Task requirements ▸ Pick out each line with the word "difference" from the material that follows.

Supplied data ▸
+ + + +
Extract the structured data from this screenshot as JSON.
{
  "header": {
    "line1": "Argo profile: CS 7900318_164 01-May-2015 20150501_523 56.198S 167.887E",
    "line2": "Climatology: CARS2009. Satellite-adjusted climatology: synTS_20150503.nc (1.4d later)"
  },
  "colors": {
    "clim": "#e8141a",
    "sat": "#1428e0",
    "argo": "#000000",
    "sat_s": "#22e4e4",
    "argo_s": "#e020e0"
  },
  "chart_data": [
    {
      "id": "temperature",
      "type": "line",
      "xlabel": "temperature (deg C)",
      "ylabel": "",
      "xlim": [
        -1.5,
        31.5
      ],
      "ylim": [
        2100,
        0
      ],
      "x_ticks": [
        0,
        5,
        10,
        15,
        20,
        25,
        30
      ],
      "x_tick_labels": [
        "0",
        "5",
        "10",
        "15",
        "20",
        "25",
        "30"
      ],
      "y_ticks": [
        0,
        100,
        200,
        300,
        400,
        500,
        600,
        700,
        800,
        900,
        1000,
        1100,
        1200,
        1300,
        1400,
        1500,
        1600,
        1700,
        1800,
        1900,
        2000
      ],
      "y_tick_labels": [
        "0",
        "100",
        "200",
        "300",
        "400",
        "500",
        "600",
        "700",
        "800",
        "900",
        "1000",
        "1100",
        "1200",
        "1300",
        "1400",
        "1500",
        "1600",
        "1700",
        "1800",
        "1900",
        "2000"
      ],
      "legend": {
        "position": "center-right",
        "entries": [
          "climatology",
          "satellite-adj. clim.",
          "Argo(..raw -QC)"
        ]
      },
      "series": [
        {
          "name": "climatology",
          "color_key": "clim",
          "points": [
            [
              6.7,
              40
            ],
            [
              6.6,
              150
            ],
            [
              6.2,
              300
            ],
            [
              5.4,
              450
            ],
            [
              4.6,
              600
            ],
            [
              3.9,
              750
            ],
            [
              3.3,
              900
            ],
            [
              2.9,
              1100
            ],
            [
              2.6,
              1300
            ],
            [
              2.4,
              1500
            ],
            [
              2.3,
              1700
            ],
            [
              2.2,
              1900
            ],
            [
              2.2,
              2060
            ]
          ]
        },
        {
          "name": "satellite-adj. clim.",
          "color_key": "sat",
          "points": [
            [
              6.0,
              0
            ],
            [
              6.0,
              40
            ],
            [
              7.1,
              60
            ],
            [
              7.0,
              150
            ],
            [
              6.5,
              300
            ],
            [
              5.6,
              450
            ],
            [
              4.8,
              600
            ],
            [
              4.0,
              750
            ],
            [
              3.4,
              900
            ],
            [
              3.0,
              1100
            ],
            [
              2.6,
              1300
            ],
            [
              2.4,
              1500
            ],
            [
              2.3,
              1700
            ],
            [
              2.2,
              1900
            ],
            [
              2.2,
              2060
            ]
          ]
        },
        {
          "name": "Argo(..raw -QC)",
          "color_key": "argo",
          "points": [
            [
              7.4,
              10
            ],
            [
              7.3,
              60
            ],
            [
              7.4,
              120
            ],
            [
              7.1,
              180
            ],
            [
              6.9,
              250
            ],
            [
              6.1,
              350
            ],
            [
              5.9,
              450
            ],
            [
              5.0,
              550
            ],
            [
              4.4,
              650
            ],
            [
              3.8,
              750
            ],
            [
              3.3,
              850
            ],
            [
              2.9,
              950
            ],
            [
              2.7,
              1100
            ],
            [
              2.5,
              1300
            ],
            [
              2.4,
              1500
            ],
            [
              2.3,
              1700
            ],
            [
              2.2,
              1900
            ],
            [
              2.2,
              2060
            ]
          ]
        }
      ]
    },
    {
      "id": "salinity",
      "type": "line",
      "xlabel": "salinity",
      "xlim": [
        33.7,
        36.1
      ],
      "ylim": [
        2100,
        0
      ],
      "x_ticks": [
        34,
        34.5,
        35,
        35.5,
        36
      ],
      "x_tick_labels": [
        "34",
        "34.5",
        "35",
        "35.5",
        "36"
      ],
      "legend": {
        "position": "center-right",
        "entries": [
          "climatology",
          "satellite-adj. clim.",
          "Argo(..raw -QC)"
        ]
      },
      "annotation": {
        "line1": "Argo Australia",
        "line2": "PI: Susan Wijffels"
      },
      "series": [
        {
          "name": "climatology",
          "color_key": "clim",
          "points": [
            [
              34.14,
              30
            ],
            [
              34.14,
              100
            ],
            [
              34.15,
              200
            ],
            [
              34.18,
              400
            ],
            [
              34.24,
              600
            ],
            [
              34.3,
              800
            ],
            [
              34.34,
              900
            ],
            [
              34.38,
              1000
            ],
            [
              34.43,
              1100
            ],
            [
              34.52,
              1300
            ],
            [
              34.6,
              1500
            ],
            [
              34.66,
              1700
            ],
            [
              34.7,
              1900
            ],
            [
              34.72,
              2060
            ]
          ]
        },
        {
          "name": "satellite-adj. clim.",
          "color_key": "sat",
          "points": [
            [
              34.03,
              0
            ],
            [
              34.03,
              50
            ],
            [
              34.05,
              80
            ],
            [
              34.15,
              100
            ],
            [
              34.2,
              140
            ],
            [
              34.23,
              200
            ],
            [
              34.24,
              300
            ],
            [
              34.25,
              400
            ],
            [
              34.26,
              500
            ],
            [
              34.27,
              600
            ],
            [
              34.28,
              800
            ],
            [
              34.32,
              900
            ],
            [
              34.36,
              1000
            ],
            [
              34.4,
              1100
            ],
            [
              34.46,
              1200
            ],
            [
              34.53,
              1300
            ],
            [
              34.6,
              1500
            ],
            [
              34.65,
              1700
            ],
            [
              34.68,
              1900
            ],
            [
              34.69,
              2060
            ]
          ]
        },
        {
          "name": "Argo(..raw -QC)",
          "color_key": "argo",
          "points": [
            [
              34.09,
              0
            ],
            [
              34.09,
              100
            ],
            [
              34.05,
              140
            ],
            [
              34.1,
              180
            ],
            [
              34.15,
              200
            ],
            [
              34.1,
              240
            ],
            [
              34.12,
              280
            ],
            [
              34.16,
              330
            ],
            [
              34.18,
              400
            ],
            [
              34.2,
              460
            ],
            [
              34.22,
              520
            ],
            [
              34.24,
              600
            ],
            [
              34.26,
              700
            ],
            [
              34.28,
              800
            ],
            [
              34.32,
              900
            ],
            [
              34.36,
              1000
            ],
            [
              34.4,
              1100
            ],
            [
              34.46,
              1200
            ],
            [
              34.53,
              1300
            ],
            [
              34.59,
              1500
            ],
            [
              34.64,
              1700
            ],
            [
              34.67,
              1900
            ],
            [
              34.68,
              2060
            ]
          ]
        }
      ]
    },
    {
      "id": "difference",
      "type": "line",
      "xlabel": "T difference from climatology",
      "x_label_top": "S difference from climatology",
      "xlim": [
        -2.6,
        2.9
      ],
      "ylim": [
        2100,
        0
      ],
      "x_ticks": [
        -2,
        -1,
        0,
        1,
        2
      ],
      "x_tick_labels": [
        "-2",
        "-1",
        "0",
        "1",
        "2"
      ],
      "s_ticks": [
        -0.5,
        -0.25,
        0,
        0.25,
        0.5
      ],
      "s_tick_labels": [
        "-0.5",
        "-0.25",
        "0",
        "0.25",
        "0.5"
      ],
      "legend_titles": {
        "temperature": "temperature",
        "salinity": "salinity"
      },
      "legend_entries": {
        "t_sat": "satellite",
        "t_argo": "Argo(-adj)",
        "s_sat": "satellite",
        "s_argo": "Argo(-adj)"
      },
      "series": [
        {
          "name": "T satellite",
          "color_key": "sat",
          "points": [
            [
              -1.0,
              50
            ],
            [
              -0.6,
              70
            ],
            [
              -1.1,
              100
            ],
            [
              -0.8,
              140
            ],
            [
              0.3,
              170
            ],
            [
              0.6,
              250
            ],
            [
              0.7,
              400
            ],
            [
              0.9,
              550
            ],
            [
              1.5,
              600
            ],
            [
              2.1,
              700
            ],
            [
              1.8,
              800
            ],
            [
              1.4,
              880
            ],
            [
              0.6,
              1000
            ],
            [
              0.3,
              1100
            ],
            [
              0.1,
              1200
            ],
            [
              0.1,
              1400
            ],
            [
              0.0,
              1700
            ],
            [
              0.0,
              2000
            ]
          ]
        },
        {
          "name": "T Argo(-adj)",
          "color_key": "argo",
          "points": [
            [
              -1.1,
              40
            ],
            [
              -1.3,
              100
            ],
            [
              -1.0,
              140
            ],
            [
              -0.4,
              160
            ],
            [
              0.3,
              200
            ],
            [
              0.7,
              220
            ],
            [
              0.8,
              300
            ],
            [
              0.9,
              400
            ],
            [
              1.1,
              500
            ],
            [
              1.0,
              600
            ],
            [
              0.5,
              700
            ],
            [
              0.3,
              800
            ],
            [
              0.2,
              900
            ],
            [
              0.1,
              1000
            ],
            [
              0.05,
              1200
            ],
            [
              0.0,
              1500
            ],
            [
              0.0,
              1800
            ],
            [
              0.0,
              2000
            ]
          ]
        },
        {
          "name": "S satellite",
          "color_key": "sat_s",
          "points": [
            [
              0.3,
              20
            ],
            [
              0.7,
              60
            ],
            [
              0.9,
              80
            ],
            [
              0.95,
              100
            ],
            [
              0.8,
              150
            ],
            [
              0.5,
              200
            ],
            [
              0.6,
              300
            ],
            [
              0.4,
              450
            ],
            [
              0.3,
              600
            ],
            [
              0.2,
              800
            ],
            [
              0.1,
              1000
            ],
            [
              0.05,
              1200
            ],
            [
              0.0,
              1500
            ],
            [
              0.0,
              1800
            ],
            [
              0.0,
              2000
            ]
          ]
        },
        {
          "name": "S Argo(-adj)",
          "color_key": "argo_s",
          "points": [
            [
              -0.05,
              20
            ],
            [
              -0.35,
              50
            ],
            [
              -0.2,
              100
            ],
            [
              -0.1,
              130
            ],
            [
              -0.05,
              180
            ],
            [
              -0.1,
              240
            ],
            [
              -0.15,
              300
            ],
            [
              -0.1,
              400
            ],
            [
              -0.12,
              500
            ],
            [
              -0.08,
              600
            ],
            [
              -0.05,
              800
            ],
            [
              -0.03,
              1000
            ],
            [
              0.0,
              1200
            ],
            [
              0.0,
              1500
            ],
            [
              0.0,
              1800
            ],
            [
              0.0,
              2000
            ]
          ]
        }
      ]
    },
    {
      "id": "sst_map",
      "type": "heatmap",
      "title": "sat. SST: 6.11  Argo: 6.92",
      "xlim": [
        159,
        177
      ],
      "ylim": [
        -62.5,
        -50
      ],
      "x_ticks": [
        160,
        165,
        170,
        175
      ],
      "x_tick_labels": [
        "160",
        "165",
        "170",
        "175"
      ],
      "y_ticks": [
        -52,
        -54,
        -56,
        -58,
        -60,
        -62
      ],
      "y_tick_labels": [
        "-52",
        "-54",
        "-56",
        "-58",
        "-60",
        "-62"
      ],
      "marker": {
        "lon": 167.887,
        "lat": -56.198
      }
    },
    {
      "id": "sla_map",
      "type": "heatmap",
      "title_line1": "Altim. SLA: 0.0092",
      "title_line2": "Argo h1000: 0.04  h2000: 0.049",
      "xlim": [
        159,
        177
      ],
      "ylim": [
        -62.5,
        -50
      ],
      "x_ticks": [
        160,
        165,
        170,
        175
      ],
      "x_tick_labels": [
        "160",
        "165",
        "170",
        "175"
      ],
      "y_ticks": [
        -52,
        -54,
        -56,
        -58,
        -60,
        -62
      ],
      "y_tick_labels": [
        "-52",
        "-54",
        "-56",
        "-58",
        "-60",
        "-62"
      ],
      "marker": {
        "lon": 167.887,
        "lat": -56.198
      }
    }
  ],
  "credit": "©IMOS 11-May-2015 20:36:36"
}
+ + + +
Response below ▸
      "id": "difference",
      "xlabel": "T difference from climatology",
      "x_label_top": "S difference from climatology",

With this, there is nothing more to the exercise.